Your answer should be a single number: the count of lines containing the string "Controller".

Records from a data source:
-.-.-
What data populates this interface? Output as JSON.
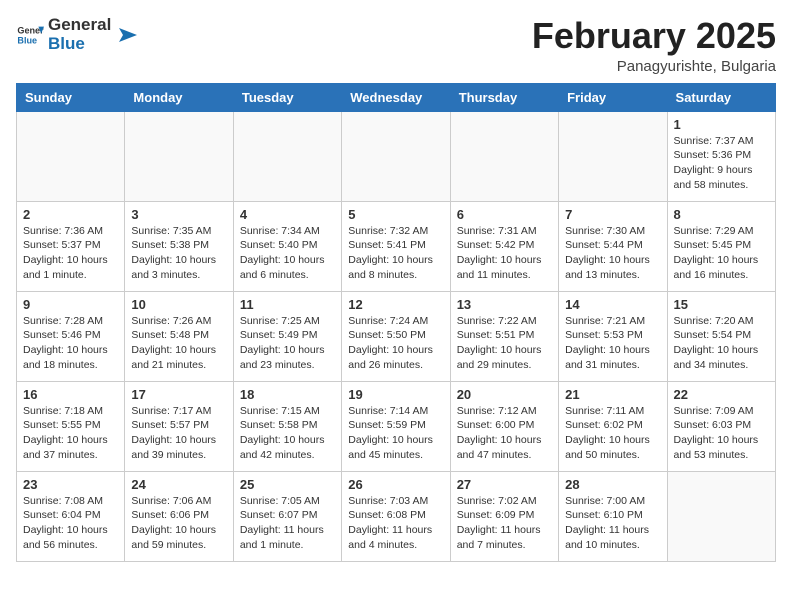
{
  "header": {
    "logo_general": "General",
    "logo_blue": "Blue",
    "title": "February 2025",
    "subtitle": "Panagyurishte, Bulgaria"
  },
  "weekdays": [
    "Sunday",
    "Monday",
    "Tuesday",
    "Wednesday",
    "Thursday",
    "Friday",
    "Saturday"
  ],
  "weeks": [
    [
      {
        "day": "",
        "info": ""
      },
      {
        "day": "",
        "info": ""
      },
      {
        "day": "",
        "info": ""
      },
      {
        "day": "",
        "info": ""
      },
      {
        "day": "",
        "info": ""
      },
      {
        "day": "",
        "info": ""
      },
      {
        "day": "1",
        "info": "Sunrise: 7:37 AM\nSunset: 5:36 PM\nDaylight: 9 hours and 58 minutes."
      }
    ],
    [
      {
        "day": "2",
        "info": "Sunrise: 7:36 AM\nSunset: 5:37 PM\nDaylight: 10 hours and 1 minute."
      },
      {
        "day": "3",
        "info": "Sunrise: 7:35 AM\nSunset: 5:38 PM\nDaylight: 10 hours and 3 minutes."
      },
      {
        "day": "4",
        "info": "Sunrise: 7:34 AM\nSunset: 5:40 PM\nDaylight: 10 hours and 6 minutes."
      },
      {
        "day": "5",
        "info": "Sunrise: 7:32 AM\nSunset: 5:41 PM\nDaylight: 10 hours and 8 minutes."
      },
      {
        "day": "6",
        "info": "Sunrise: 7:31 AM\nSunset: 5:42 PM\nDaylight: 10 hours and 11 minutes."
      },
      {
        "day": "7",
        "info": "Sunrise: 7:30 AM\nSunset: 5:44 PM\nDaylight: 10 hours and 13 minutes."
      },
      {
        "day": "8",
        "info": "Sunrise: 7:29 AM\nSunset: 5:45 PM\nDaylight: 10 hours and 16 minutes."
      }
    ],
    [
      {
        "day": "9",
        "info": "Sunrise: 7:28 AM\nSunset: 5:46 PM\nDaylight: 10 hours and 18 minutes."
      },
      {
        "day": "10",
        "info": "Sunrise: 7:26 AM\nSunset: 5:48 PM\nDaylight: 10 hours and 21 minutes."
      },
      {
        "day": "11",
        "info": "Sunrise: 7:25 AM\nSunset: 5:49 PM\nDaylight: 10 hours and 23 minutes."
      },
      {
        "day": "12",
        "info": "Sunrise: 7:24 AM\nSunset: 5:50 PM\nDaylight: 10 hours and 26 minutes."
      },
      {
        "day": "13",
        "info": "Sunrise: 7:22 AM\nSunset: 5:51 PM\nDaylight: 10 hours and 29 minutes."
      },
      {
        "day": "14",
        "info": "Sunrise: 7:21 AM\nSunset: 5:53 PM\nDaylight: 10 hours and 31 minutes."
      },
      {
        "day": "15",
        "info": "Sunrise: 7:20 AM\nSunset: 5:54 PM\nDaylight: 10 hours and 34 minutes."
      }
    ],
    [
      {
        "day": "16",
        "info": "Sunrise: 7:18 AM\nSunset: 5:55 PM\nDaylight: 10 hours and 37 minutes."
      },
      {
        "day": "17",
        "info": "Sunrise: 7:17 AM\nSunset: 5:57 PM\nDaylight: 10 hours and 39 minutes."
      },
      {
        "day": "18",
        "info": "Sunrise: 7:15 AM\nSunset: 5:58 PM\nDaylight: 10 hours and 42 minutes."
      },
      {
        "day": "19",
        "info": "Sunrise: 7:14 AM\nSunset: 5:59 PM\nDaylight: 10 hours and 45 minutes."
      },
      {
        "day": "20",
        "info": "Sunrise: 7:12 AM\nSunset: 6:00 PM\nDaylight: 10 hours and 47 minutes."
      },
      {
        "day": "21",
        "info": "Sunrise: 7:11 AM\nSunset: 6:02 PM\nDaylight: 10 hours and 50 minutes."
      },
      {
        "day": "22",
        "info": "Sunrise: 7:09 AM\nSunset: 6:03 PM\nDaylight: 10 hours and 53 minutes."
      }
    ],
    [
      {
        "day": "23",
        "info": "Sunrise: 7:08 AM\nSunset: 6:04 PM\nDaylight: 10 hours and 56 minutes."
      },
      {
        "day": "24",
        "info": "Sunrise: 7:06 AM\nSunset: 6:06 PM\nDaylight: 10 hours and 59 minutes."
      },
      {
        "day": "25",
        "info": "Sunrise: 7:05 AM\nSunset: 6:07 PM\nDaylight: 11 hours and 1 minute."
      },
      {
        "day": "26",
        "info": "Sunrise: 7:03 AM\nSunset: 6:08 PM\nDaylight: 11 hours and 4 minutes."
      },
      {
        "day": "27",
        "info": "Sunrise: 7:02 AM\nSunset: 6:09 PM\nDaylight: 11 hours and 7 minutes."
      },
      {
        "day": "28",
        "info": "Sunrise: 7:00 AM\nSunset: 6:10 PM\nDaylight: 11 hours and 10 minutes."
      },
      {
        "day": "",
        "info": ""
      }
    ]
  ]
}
-.-.-
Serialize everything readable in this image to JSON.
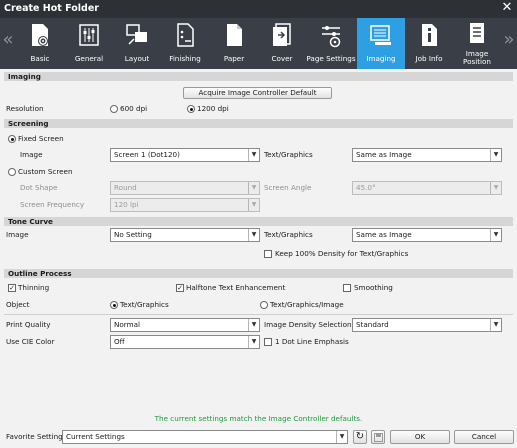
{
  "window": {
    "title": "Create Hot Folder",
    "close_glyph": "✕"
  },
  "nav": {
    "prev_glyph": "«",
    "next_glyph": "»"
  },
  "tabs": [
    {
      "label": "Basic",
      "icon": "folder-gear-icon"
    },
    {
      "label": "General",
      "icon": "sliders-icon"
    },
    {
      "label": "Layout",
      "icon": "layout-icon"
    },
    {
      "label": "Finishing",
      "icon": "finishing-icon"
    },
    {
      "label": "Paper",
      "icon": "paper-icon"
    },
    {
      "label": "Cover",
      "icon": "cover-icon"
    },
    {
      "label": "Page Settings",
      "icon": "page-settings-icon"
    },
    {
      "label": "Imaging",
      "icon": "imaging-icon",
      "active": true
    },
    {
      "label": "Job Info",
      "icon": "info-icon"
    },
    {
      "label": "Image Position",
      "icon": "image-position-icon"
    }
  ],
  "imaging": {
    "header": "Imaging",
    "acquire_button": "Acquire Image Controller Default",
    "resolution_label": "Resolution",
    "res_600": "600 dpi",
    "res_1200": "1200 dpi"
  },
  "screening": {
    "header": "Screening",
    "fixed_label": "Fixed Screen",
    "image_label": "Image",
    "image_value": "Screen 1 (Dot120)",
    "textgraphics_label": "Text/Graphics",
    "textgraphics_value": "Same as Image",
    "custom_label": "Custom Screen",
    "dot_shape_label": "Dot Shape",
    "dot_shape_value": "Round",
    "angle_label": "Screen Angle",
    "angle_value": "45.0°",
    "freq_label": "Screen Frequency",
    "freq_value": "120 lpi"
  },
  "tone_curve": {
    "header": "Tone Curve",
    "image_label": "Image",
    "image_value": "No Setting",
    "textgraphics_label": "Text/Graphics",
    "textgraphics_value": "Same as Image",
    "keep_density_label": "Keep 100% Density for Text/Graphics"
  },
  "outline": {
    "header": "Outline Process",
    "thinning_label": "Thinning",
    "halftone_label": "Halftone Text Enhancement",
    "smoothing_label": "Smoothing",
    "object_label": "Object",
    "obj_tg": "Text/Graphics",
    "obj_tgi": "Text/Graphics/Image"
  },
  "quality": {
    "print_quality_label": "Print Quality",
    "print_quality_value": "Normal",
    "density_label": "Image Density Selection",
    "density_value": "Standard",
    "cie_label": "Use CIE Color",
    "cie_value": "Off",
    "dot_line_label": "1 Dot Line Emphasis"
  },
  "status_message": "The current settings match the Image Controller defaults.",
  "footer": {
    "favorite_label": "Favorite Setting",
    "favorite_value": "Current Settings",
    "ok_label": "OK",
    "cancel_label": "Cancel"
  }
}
-.-.-
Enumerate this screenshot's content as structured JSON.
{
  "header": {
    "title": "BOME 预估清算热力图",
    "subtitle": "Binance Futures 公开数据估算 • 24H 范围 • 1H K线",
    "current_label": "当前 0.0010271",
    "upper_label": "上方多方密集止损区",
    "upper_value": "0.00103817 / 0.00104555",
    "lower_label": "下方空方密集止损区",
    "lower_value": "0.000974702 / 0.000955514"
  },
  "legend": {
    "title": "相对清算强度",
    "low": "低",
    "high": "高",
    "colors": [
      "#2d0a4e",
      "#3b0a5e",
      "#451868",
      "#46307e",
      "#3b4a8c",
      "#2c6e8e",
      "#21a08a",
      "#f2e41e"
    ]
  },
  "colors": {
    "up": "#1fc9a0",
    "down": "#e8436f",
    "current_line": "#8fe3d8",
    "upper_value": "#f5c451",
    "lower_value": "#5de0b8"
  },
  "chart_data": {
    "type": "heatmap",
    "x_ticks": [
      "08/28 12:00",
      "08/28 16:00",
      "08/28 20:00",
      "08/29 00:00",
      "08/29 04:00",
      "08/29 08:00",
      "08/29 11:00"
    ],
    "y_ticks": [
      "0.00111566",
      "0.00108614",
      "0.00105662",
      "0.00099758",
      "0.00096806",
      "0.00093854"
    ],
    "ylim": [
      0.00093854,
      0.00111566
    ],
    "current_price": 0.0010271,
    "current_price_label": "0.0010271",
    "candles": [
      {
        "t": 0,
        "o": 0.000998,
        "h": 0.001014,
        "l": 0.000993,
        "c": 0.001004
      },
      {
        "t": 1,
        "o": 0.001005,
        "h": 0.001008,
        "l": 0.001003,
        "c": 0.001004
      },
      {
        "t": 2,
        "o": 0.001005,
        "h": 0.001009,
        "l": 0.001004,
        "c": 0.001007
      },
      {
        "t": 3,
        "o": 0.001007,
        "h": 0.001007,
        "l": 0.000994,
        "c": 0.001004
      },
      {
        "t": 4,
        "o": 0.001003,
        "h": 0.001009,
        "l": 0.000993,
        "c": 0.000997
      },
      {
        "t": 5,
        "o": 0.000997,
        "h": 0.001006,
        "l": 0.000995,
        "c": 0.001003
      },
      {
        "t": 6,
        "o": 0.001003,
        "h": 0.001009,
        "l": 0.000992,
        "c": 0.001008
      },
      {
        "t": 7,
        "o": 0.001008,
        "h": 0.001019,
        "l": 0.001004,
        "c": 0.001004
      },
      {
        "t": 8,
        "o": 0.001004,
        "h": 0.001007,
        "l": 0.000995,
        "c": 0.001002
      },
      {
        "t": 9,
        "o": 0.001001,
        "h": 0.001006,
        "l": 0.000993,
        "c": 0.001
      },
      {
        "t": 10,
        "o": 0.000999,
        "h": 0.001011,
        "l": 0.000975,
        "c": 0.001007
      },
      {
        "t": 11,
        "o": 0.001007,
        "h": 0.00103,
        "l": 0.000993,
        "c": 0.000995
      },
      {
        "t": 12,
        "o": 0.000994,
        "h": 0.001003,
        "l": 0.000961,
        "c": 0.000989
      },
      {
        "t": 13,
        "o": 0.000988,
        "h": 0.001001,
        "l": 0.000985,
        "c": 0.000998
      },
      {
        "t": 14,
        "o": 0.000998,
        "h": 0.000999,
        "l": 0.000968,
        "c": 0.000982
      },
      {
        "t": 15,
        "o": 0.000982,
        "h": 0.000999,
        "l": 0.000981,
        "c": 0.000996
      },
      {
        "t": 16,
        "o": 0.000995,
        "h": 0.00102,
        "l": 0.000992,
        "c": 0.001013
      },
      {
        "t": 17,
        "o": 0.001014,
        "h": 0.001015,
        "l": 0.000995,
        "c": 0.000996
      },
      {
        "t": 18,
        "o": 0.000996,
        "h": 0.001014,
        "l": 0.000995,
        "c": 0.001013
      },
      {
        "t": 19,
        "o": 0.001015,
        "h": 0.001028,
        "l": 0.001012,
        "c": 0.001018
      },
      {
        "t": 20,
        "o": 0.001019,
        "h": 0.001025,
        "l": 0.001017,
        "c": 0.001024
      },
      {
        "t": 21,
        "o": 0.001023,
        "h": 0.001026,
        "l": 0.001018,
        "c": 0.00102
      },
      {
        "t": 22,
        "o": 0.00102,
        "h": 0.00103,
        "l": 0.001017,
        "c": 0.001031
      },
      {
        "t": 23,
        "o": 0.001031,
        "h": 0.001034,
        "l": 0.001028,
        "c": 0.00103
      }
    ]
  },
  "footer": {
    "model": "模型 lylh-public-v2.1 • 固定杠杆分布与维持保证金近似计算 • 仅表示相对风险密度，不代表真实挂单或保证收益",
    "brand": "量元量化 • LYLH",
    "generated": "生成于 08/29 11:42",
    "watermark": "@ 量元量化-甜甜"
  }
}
-.-.-
Answer:
2